Problem details:
What number of lines in the material contain the word "ejecutora"? Give that number alone.

[BEGIN]

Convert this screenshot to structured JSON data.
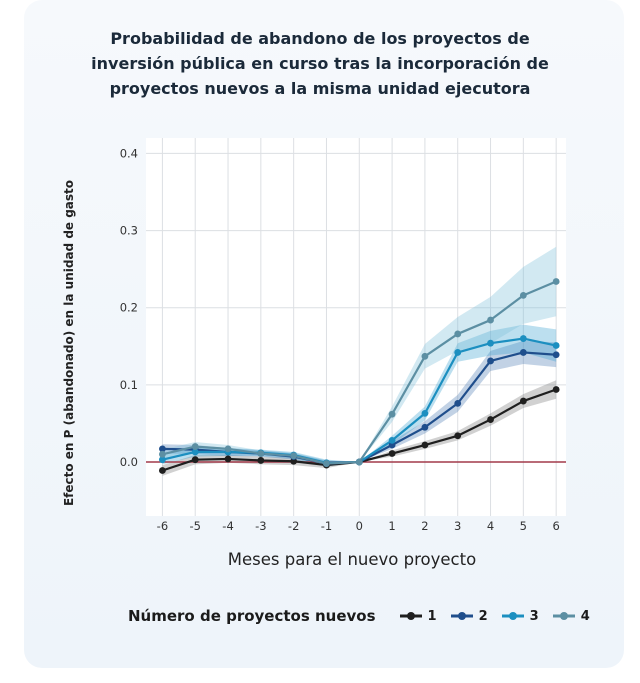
{
  "title_lines": [
    "Probabilidad de abandono de los proyectos de",
    "inversión pública en curso tras la incorporación de",
    "proyectos nuevos a la misma unidad ejecutora"
  ],
  "legend_title": "Número de proyectos nuevos",
  "chart_data": {
    "type": "line",
    "title": "Probabilidad de abandono de los proyectos de inversión pública en curso tras la incorporación de proyectos nuevos a la misma unidad ejecutora",
    "xlabel": "Meses para el nuevo proyecto",
    "ylabel": "Efecto en P (abandonado) en la unidad de gasto",
    "x": [
      -6,
      -5,
      -4,
      -3,
      -2,
      -1,
      0,
      1,
      2,
      3,
      4,
      5,
      6
    ],
    "x_tick_labels": [
      "-6",
      "-5",
      "-4",
      "-3",
      "-2",
      "-1",
      "0",
      "1",
      "2",
      "3",
      "4",
      "5",
      "6"
    ],
    "y_ticks": [
      0.0,
      0.1,
      0.2,
      0.3,
      0.4
    ],
    "y_tick_labels": [
      "0.0",
      "0.1",
      "0.2",
      "0.3",
      "0.4"
    ],
    "xlim": [
      -6.5,
      6.3
    ],
    "ylim": [
      -0.07,
      0.42
    ],
    "grid": true,
    "reference_line": 0.0,
    "series": [
      {
        "name": "1",
        "color": "#1f1f1f",
        "band": "#7a7a7a",
        "values": [
          -0.011,
          0.003,
          0.004,
          0.002,
          0.001,
          -0.004,
          0.0,
          0.011,
          0.022,
          0.034,
          0.055,
          0.079,
          0.094
        ],
        "ci": [
          0.007,
          0.006,
          0.005,
          0.005,
          0.005,
          0.004,
          0.0,
          0.004,
          0.005,
          0.006,
          0.008,
          0.009,
          0.012
        ]
      },
      {
        "name": "2",
        "color": "#1f4e8c",
        "band": "#4f7fb5",
        "values": [
          0.017,
          0.016,
          0.013,
          0.011,
          0.007,
          -0.002,
          0.0,
          0.022,
          0.045,
          0.076,
          0.131,
          0.142,
          0.139
        ],
        "ci": [
          0.006,
          0.006,
          0.005,
          0.004,
          0.004,
          0.004,
          0.0,
          0.005,
          0.008,
          0.011,
          0.013,
          0.015,
          0.016
        ]
      },
      {
        "name": "3",
        "color": "#1c8fc0",
        "band": "#3fa3d0",
        "values": [
          0.003,
          0.013,
          0.013,
          0.012,
          0.009,
          -0.001,
          0.0,
          0.028,
          0.063,
          0.142,
          0.154,
          0.16,
          0.151
        ],
        "ci": [
          0.006,
          0.006,
          0.005,
          0.004,
          0.004,
          0.004,
          0.0,
          0.006,
          0.009,
          0.012,
          0.016,
          0.018,
          0.021
        ]
      },
      {
        "name": "4",
        "color": "#5c8fa3",
        "band": "#7ec0da",
        "values": [
          0.01,
          0.02,
          0.017,
          0.011,
          0.008,
          -0.002,
          0.0,
          0.062,
          0.137,
          0.166,
          0.184,
          0.216,
          0.234
        ],
        "ci": [
          0.006,
          0.006,
          0.005,
          0.004,
          0.004,
          0.004,
          0.0,
          0.01,
          0.016,
          0.022,
          0.03,
          0.037,
          0.045
        ]
      }
    ]
  }
}
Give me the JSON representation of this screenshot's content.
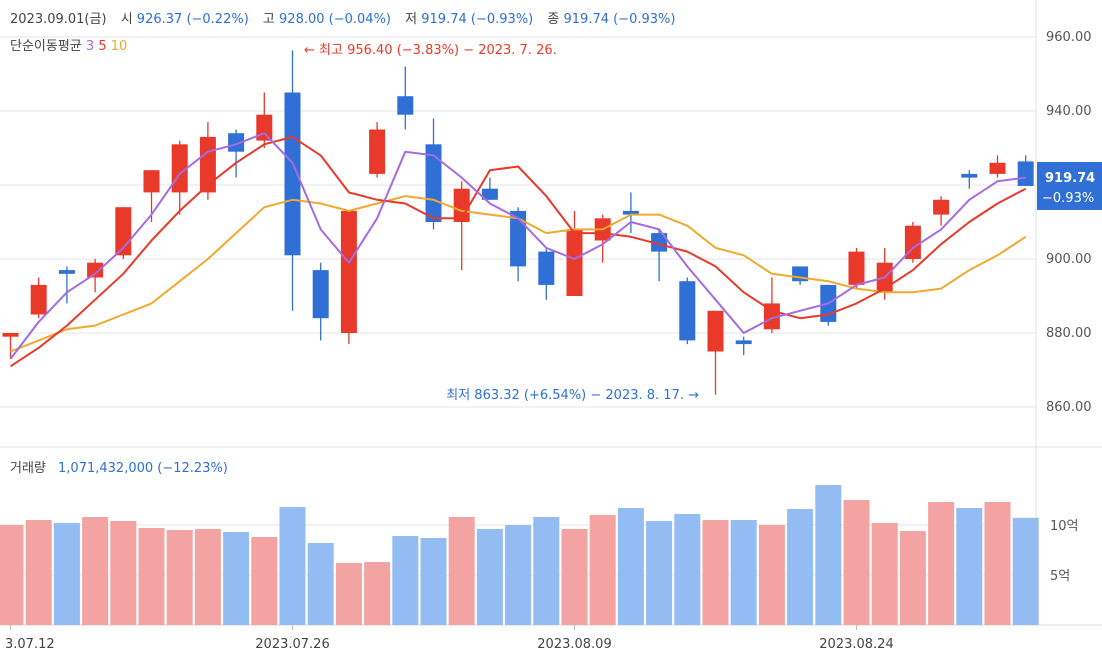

[END]

Correct output:
2